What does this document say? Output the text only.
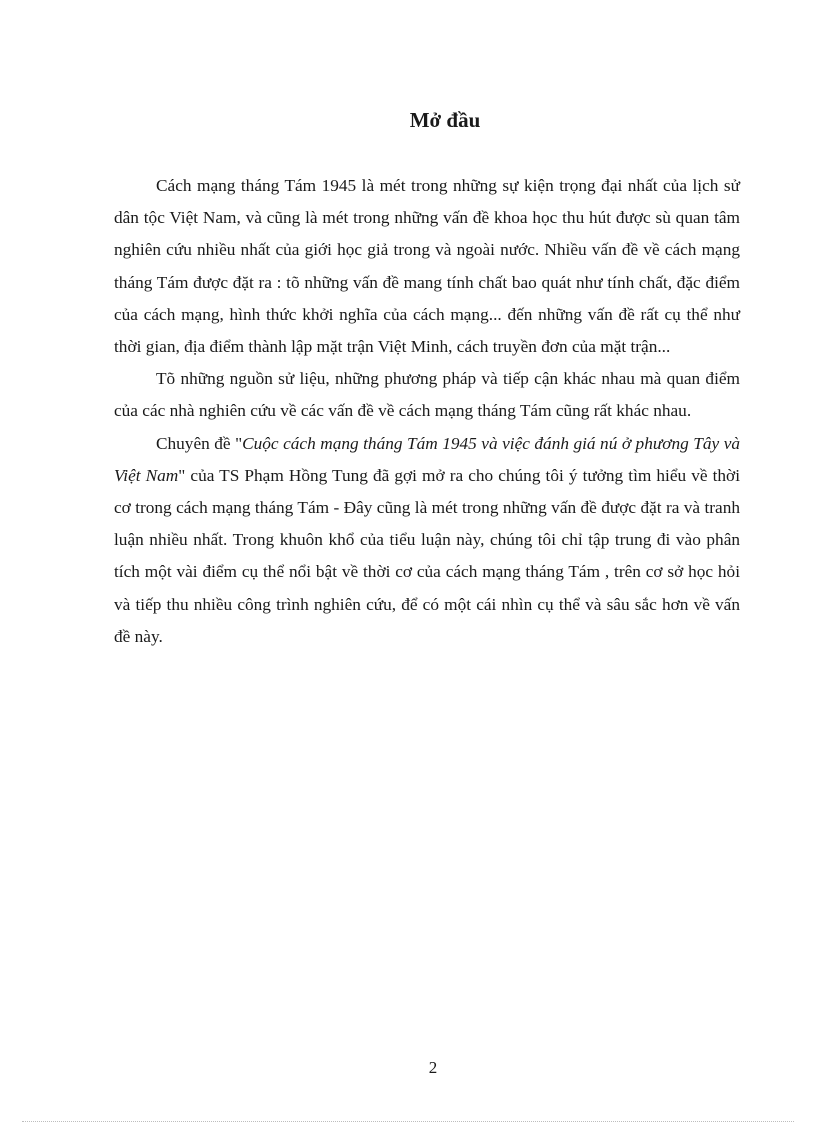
Mở đầu

Cách mạng tháng Tám 1945 là mét trong những sự kiện trọng đại nhất của lịch sử dân tộc Việt Nam, và cũng là mét trong những vấn đề khoa học thu hút được sù quan tâm nghiên cứu nhiều nhất của giới học giả trong và ngoài nước. Nhiều vấn đề về cách mạng tháng Tám được đặt ra : tõ những vấn đề mang tính chất bao quát như tính chất, đặc điểm của cách mạng, hình thức khởi nghĩa của cách mạng... đến những vấn đề rất cụ thể như thời gian, địa điểm thành lập mặt trận Việt Minh, cách truyền đơn của mặt trận...

Tõ những nguồn sử liệu, những phương pháp và tiếp cận khác nhau mà quan điểm của các nhà nghiên cứu về các vấn đề về cách mạng tháng Tám cũng rất khác nhau.

Chuyên đề "Cuộc cách mạng tháng Tám 1945 và việc đánh giá nú ở phương Tây và Việt Nam" của TS Phạm Hồng Tung đã gợi mở ra cho chúng tôi ý tưởng tìm hiểu về thời cơ trong cách mạng tháng Tám - Đây cũng là mét trong những vấn đề được đặt ra và tranh luận nhiều nhất. Trong khuôn khổ của tiểu luận này, chúng tôi chỉ tập trung đi vào phân tích một vài điểm cụ thể nổi bật về thời cơ của cách mạng tháng Tám , trên cơ sở học hỏi và tiếp thu nhiều công trình nghiên cứu, để có một cái nhìn cụ thể và sâu sắc hơn về vấn đề này.

2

- What is needed: Your copy of the data above should match it exactly, except that pictures are left out.

- Result for this exercise:
What does this document say? Output the text only.
Mở đầu

Cách mạng tháng Tám 1945 là mét trong những sự kiện trọng đại nhất của lịch sử dân tộc Việt Nam, và cũng là mét trong những vấn đề khoa học thu hút được sù quan tâm nghiên cứu nhiều nhất của giới học giả trong và ngoài nước. Nhiều vấn đề về cách mạng tháng Tám được đặt ra : tõ những vấn đề mang tính chất bao quát như tính chất, đặc điểm của cách mạng, hình thức khởi nghĩa của cách mạng... đến những vấn đề rất cụ thể như thời gian, địa điểm thành lập mặt trận Việt Minh, cách truyền đơn của mặt trận...

Tõ những nguồn sử liệu, những phương pháp và tiếp cận khác nhau mà quan điểm của các nhà nghiên cứu về các vấn đề về cách mạng tháng Tám cũng rất khác nhau.

Chuyên đề "Cuộc cách mạng tháng Tám 1945 và việc đánh giá nú ở phương Tây và Việt Nam" của TS Phạm Hồng Tung đã gợi mở ra cho chúng tôi ý tưởng tìm hiểu về thời cơ trong cách mạng tháng Tám - Đây cũng là mét trong những vấn đề được đặt ra và tranh luận nhiều nhất. Trong khuôn khổ của tiểu luận này, chúng tôi chỉ tập trung đi vào phân tích một vài điểm cụ thể nổi bật về thời cơ của cách mạng tháng Tám , trên cơ sở học hỏi và tiếp thu nhiều công trình nghiên cứu, để có một cái nhìn cụ thể và sâu sắc hơn về vấn đề này.

2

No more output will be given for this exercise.